# WHAT TO PRODUCE
Will you give the material below again, every line exactly as it is?

Figure contents as structured data
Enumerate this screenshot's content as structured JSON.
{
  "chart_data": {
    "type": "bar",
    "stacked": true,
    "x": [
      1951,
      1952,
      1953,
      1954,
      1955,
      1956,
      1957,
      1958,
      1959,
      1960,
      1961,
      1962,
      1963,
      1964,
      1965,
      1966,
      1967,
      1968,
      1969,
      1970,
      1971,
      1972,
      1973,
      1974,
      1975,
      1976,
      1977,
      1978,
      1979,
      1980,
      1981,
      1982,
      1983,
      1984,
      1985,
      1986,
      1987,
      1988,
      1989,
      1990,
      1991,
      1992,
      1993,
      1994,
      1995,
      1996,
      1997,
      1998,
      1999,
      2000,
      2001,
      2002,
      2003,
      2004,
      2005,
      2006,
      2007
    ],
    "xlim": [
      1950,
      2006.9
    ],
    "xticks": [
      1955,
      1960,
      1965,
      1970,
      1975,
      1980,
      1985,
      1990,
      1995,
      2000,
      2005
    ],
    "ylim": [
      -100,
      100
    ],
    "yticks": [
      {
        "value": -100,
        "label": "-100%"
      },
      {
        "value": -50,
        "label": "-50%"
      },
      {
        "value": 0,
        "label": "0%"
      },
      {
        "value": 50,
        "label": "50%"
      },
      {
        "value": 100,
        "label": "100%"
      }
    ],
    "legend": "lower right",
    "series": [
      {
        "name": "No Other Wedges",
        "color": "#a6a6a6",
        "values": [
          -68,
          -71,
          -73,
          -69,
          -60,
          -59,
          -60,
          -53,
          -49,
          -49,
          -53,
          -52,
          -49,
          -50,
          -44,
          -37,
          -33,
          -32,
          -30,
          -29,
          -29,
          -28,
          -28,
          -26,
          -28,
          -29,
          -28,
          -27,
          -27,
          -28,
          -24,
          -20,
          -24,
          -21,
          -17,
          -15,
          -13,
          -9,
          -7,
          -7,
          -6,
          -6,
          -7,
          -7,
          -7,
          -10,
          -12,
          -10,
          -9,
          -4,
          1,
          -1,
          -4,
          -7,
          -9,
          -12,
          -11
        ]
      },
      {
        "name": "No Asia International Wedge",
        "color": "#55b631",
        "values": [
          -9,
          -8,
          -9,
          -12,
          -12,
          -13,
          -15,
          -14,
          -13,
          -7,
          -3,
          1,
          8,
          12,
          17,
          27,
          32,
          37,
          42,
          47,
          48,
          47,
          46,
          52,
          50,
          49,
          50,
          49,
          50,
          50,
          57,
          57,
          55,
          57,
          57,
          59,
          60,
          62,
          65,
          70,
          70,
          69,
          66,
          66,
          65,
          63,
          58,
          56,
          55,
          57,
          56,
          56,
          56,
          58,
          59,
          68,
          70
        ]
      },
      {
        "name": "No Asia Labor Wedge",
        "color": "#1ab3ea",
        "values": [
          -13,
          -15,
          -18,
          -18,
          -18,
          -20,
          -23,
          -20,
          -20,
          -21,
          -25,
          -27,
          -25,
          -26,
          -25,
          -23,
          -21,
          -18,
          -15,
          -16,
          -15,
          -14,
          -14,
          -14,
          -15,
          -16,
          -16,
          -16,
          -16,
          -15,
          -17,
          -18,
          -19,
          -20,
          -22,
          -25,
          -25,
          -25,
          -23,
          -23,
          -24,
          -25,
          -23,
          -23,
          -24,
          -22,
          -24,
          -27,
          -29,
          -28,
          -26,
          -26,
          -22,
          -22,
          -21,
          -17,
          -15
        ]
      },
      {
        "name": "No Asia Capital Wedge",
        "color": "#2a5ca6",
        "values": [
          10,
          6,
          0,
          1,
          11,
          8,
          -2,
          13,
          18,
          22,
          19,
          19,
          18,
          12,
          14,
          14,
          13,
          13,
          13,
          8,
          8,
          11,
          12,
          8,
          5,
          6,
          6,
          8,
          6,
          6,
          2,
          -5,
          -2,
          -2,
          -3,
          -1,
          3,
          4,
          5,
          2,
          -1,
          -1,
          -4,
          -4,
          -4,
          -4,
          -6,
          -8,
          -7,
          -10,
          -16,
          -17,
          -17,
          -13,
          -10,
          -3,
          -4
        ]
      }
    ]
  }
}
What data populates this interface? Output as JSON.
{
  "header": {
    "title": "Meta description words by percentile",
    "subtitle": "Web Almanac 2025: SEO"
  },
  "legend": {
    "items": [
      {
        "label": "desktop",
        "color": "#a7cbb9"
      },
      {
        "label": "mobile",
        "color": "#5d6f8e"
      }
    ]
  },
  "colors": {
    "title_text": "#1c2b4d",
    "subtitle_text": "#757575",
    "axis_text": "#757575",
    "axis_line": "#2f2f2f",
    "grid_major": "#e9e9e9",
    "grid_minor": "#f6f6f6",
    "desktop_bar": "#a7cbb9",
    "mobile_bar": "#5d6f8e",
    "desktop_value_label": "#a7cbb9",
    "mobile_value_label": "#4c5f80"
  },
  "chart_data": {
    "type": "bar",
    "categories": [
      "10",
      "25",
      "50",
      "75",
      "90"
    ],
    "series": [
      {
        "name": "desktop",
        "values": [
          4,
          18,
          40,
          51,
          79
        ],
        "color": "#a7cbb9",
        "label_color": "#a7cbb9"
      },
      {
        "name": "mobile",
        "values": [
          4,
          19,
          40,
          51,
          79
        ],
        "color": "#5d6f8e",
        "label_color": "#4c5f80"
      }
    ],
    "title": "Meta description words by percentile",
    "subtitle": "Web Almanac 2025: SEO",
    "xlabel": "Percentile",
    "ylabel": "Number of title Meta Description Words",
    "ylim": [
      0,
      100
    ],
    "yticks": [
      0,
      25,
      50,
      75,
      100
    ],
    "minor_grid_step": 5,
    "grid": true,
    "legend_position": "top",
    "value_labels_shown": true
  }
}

# TASK SOLUTION
Enumerate this screenshot's content as structured JSON.
{
  "chart_data": {
    "type": "bar",
    "stacked": true,
    "x": [
      1951,
      1952,
      1953,
      1954,
      1955,
      1956,
      1957,
      1958,
      1959,
      1960,
      1961,
      1962,
      1963,
      1964,
      1965,
      1966,
      1967,
      1968,
      1969,
      1970,
      1971,
      1972,
      1973,
      1974,
      1975,
      1976,
      1977,
      1978,
      1979,
      1980,
      1981,
      1982,
      1983,
      1984,
      1985,
      1986,
      1987,
      1988,
      1989,
      1990,
      1991,
      1992,
      1993,
      1994,
      1995,
      1996,
      1997,
      1998,
      1999,
      2000,
      2001,
      2002,
      2003,
      2004,
      2005,
      2006,
      2007
    ],
    "xlim": [
      1950,
      2006.9
    ],
    "xticks": [
      1955,
      1960,
      1965,
      1970,
      1975,
      1980,
      1985,
      1990,
      1995,
      2000,
      2005
    ],
    "ylim": [
      -100,
      100
    ],
    "yticks": [
      {
        "value": -100,
        "label": "-100%"
      },
      {
        "value": -50,
        "label": "-50%"
      },
      {
        "value": 0,
        "label": "0%"
      },
      {
        "value": 50,
        "label": "50%"
      },
      {
        "value": 100,
        "label": "100%"
      }
    ],
    "legend": "lower right",
    "series": [
      {
        "name": "No Other Wedges",
        "color": "#a6a6a6",
        "values": [
          -68,
          -71,
          -73,
          -69,
          -60,
          -59,
          -60,
          -53,
          -49,
          -49,
          -53,
          -52,
          -49,
          -50,
          -44,
          -37,
          -33,
          -32,
          -30,
          -29,
          -29,
          -28,
          -28,
          -26,
          -28,
          -29,
          -28,
          -27,
          -27,
          -28,
          -24,
          -20,
          -24,
          -21,
          -17,
          -15,
          -13,
          -9,
          -7,
          -7,
          -6,
          -6,
          -7,
          -7,
          -7,
          -10,
          -12,
          -10,
          -9,
          -4,
          1,
          -1,
          -4,
          -7,
          -9,
          -12,
          -11
        ]
      },
      {
        "name": "No Asia International Wedge",
        "color": "#55b631",
        "values": [
          -9,
          -8,
          -9,
          -12,
          -12,
          -13,
          -15,
          -14,
          -13,
          -7,
          -3,
          1,
          8,
          12,
          17,
          27,
          32,
          37,
          42,
          47,
          48,
          47,
          46,
          52,
          50,
          49,
          50,
          49,
          50,
          50,
          57,
          57,
          55,
          57,
          57,
          59,
          60,
          62,
          65,
          70,
          70,
          69,
          66,
          66,
          65,
          63,
          58,
          56,
          55,
          57,
          56,
          56,
          56,
          58,
          59,
          68,
          70
        ]
      },
      {
        "name": "No Asia Labor Wedge",
        "color": "#1ab3ea",
        "values": [
          -13,
          -15,
          -18,
          -18,
          -18,
          -20,
          -23,
          -20,
          -20,
          -21,
          -25,
          -27,
          -25,
          -26,
          -25,
          -23,
          -21,
          -18,
          -15,
          -16,
          -15,
          -14,
          -14,
          -14,
          -15,
          -16,
          -16,
          -16,
          -16,
          -15,
          -17,
          -18,
          -19,
          -20,
          -22,
          -25,
          -25,
          -25,
          -23,
          -23,
          -24,
          -25,
          -23,
          -23,
          -24,
          -22,
          -24,
          -27,
          -29,
          -28,
          -26,
          -26,
          -22,
          -22,
          -21,
          -17,
          -15
        ]
      },
      {
        "name": "No Asia Capital Wedge",
        "color": "#2a5ca6",
        "values": [
          10,
          6,
          0,
          1,
          11,
          8,
          -2,
          13,
          18,
          22,
          19,
          19,
          18,
          12,
          14,
          14,
          13,
          13,
          13,
          8,
          8,
          11,
          12,
          8,
          5,
          6,
          6,
          8,
          6,
          6,
          2,
          -5,
          -2,
          -2,
          -3,
          -1,
          3,
          4,
          5,
          2,
          -1,
          -1,
          -4,
          -4,
          -4,
          -4,
          -6,
          -8,
          -7,
          -10,
          -16,
          -17,
          -17,
          -13,
          -10,
          -3,
          -4
        ]
      }
    ]
  }
}
What data populates this interface? Output as JSON.
{
  "header": {
    "title": "Meta description words by percentile",
    "subtitle": "Web Almanac 2025: SEO"
  },
  "legend": {
    "items": [
      {
        "label": "desktop",
        "color": "#a7cbb9"
      },
      {
        "label": "mobile",
        "color": "#5d6f8e"
      }
    ]
  },
  "colors": {
    "title_text": "#1c2b4d",
    "subtitle_text": "#757575",
    "axis_text": "#757575",
    "axis_line": "#2f2f2f",
    "grid_major": "#e9e9e9",
    "grid_minor": "#f6f6f6",
    "desktop_bar": "#a7cbb9",
    "mobile_bar": "#5d6f8e",
    "desktop_value_label": "#a7cbb9",
    "mobile_value_label": "#4c5f80"
  },
  "chart_data": {
    "type": "bar",
    "categories": [
      "10",
      "25",
      "50",
      "75",
      "90"
    ],
    "series": [
      {
        "name": "desktop",
        "values": [
          4,
          18,
          40,
          51,
          79
        ],
        "color": "#a7cbb9",
        "label_color": "#a7cbb9"
      },
      {
        "name": "mobile",
        "values": [
          4,
          19,
          40,
          51,
          79
        ],
        "color": "#5d6f8e",
        "label_color": "#4c5f80"
      }
    ],
    "title": "Meta description words by percentile",
    "subtitle": "Web Almanac 2025: SEO",
    "xlabel": "Percentile",
    "ylabel": "Number of title Meta Description Words",
    "ylim": [
      0,
      100
    ],
    "yticks": [
      0,
      25,
      50,
      75,
      100
    ],
    "minor_grid_step": 5,
    "grid": true,
    "legend_position": "top",
    "value_labels_shown": true
  }
}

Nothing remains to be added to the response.